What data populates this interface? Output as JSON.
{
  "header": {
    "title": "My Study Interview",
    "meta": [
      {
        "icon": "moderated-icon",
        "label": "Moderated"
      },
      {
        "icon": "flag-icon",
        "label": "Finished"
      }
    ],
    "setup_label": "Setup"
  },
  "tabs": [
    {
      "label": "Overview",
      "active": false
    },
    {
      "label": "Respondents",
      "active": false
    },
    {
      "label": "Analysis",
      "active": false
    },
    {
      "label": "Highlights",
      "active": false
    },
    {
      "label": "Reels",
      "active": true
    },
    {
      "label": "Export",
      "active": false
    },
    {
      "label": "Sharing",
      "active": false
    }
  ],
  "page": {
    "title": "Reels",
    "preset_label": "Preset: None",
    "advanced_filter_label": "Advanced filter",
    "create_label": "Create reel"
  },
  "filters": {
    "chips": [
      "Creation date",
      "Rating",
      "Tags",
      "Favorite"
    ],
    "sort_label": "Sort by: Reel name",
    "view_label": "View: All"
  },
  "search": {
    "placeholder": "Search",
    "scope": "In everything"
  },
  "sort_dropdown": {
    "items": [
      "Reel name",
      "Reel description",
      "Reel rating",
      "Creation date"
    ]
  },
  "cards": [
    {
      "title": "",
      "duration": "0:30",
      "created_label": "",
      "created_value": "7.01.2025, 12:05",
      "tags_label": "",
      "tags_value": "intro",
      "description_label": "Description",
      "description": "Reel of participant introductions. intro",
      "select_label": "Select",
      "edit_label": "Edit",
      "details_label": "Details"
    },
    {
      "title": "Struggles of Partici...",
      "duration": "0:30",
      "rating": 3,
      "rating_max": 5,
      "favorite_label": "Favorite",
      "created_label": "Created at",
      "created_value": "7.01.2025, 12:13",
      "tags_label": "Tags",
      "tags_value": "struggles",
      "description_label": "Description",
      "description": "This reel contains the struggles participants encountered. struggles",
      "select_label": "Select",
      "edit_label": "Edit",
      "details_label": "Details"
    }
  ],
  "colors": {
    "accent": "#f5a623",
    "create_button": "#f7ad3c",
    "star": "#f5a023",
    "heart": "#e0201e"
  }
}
----------------
▸ **Challenge**
Identify the lines of the data that contain the word "intro". Copy each of them.

▸ **Worked solution**
      "tags_value": "intro",
      "description": "Reel of participant introductions. intro",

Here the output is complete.